Exercise brief —
Copy out, from the entries below, each line holding the string "units".

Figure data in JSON
— Start —

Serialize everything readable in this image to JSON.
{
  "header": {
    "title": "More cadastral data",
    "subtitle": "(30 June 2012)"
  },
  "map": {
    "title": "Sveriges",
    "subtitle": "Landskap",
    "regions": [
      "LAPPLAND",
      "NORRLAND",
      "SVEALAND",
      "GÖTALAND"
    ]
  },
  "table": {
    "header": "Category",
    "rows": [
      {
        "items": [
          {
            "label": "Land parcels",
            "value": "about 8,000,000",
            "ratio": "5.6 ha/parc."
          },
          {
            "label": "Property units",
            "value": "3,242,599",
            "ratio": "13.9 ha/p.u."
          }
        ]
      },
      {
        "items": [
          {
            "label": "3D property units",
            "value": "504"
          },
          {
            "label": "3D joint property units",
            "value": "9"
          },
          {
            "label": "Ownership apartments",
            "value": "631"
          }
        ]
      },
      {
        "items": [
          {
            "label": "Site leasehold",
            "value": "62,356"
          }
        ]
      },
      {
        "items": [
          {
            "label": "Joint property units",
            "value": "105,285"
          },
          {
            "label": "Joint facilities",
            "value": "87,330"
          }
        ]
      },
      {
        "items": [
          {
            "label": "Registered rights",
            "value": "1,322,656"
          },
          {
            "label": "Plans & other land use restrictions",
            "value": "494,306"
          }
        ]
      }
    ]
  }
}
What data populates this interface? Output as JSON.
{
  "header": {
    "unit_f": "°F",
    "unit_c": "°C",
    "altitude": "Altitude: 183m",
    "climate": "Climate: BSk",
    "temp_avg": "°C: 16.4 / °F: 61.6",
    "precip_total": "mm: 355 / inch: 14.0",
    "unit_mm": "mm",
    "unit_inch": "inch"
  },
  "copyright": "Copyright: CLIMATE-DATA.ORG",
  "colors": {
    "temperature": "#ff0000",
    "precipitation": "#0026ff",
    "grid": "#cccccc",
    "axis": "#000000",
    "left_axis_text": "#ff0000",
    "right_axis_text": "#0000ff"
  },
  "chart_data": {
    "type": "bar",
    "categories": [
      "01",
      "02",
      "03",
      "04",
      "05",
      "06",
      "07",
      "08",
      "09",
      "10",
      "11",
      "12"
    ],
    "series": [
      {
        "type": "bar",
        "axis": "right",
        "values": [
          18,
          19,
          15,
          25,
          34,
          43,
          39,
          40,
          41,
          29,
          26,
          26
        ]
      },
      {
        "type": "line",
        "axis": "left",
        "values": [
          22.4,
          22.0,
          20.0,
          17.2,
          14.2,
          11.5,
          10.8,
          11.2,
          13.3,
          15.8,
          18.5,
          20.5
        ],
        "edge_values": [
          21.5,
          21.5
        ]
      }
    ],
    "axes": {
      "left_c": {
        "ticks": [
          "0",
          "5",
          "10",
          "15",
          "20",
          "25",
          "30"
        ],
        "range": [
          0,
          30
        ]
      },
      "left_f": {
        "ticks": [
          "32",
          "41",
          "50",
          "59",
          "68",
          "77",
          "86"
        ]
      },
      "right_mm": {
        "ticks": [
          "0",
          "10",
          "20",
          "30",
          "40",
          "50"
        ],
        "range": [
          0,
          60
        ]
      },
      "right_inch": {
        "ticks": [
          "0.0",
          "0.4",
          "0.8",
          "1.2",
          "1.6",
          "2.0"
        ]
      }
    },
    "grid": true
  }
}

— End —

Problem solution —
            "label": "Property units",
            "label": "3D property units",
            "label": "3D joint property units",
            "label": "Joint property units",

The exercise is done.